--- START ---

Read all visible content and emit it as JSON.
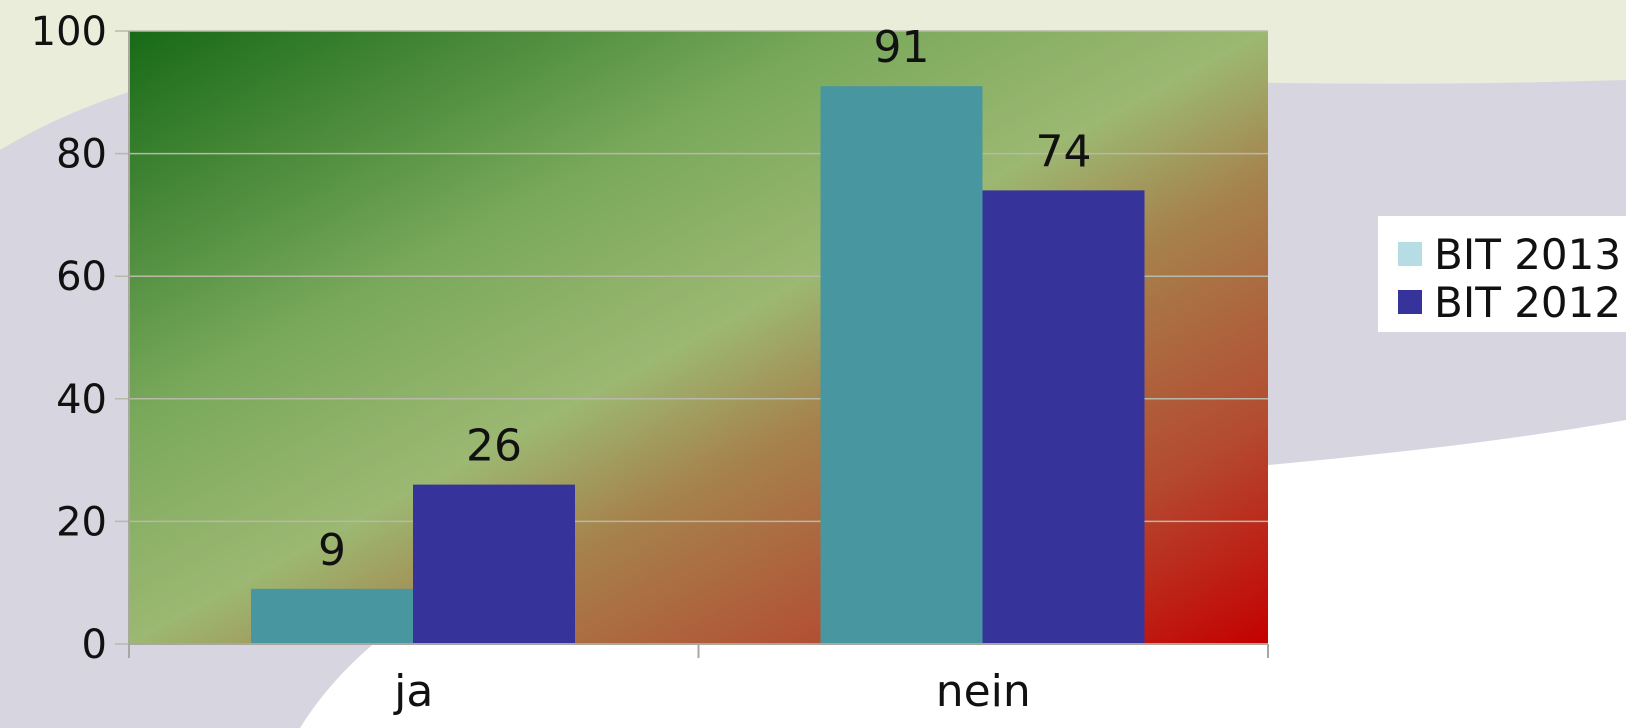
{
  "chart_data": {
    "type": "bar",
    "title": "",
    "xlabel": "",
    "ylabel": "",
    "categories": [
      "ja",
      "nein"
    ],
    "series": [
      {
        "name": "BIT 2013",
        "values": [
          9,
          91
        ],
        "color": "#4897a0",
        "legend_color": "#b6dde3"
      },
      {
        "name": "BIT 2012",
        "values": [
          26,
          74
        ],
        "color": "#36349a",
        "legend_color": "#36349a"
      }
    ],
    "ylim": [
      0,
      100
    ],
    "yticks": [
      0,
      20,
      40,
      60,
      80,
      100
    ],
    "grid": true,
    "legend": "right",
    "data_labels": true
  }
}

--- END ---

Task details:
Each record above is to be restated exactly, with its pictures removed from the copy.

Exercise solution:
Read all visible content and emit it as JSON.
{
  "chart_data": {
    "type": "bar",
    "title": "",
    "xlabel": "",
    "ylabel": "",
    "categories": [
      "ja",
      "nein"
    ],
    "series": [
      {
        "name": "BIT 2013",
        "values": [
          9,
          91
        ],
        "color": "#4897a0",
        "legend_color": "#b6dde3"
      },
      {
        "name": "BIT 2012",
        "values": [
          26,
          74
        ],
        "color": "#36349a",
        "legend_color": "#36349a"
      }
    ],
    "ylim": [
      0,
      100
    ],
    "yticks": [
      0,
      20,
      40,
      60,
      80,
      100
    ],
    "grid": true,
    "legend": "right",
    "data_labels": true
  }
}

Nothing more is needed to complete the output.